▶ AIM OF THE EXERCISE
Gather all lines in the records below that include the word "perutut".

▶ THE RECORDS

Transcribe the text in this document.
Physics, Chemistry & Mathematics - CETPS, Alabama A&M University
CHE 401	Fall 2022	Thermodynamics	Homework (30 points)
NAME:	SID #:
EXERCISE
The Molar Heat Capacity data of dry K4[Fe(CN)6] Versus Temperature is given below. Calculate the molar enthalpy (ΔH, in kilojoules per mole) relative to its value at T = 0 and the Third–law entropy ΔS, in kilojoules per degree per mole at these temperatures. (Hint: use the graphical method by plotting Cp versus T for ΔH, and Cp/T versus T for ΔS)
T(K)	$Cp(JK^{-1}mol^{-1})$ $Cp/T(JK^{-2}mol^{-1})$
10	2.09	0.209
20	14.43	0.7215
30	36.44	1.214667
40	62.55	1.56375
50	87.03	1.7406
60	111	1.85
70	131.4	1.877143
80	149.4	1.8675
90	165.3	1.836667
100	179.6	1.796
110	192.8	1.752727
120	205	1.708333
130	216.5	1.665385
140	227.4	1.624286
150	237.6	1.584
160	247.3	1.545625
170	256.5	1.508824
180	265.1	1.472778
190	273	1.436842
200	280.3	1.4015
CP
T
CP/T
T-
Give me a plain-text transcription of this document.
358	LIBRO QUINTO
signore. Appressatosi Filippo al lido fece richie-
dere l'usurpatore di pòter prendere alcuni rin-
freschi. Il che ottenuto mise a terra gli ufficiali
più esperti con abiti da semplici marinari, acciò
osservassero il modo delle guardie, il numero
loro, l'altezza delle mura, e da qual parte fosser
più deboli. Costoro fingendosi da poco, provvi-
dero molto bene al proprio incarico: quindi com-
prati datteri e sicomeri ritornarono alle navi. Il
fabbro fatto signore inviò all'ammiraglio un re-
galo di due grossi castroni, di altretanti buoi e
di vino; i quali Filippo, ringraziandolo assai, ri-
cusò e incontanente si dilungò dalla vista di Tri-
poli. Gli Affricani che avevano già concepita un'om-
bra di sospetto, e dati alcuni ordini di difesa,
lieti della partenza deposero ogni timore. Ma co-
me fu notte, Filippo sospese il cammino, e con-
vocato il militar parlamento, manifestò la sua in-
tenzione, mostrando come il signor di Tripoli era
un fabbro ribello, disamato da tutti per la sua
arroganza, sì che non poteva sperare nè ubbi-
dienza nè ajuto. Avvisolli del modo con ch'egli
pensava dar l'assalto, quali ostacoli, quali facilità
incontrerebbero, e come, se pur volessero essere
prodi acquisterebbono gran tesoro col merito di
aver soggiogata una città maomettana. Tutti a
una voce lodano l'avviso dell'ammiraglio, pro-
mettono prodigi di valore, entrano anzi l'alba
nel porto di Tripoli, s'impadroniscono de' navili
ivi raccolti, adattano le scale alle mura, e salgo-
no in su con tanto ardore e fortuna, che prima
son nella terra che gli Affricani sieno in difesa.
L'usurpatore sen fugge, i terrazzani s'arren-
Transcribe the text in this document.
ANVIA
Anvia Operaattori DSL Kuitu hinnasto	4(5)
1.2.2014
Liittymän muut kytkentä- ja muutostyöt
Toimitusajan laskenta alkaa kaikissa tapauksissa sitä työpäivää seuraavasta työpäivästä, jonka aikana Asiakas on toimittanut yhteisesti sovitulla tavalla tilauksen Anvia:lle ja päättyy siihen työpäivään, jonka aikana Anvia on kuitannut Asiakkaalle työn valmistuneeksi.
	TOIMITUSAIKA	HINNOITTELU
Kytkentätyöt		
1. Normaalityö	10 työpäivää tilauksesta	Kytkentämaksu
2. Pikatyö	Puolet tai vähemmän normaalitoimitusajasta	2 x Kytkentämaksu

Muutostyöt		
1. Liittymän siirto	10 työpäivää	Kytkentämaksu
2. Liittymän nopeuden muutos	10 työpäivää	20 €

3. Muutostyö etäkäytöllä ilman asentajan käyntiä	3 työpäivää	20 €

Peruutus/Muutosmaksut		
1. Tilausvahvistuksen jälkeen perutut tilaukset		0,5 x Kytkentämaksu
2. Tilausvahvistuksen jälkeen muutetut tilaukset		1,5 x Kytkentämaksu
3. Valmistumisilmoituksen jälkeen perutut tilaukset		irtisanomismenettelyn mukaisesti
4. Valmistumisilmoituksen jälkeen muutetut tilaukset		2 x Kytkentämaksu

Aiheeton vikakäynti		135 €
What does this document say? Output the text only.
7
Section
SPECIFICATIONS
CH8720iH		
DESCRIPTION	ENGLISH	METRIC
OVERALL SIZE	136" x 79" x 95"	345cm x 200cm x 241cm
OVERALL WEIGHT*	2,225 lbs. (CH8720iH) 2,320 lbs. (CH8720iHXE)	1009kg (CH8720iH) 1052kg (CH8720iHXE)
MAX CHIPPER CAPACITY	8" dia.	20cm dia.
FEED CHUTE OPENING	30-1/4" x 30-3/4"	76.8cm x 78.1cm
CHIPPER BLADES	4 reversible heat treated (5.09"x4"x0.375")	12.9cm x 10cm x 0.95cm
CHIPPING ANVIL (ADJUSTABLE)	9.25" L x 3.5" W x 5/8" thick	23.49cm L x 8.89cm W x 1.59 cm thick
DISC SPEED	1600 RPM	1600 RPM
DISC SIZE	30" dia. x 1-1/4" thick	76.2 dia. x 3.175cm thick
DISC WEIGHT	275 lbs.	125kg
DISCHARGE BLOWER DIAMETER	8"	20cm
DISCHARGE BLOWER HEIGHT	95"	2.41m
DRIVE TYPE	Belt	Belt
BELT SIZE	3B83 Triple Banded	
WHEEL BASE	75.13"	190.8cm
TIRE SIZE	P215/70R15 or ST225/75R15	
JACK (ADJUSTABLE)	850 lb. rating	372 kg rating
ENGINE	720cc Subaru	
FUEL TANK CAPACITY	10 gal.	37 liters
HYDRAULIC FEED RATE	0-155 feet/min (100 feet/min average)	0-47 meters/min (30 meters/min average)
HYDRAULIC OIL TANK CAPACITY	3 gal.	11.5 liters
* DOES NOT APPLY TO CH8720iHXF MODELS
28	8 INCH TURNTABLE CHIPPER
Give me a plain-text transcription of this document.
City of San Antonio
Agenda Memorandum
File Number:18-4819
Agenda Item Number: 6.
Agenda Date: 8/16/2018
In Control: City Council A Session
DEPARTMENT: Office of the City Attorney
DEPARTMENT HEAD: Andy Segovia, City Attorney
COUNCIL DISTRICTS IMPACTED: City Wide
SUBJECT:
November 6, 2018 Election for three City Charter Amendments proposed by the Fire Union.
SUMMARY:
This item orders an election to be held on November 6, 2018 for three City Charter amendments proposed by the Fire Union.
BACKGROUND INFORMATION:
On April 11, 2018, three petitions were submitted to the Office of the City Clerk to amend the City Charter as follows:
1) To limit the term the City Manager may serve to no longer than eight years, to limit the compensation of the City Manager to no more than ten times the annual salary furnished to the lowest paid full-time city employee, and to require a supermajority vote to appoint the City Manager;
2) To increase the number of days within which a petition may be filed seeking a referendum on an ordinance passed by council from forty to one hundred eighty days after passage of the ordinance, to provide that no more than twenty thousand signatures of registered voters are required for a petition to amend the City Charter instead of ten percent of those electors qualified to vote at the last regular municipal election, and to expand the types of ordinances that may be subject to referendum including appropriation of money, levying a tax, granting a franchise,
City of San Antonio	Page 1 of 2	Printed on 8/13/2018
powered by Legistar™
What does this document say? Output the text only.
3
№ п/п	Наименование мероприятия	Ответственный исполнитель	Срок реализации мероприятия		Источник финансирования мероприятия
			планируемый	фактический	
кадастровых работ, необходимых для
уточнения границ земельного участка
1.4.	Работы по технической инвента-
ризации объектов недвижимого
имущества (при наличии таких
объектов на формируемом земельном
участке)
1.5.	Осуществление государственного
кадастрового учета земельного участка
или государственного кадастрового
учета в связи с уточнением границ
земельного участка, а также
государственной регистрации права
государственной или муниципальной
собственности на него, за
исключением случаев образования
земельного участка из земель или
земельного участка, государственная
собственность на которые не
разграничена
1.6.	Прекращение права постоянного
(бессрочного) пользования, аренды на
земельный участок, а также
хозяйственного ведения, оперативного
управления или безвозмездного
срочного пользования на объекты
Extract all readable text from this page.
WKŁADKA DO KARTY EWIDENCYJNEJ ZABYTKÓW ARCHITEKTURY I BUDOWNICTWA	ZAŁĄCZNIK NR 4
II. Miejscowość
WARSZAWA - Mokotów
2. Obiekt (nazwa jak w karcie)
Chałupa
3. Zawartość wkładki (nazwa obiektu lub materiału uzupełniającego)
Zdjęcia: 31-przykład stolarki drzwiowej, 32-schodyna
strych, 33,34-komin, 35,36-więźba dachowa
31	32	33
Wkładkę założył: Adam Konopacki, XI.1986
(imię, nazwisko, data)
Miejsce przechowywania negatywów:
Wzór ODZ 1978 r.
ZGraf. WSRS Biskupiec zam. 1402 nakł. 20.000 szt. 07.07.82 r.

▶ EXERCISE OUTPUT
1. Tilausvahvistuksen jälkeen perutut tilaukset		0,5 x Kytkentämaksu
3. Valmistumisilmoituksen jälkeen perutut tilaukset		irtisanomismenettelyn mukaisesti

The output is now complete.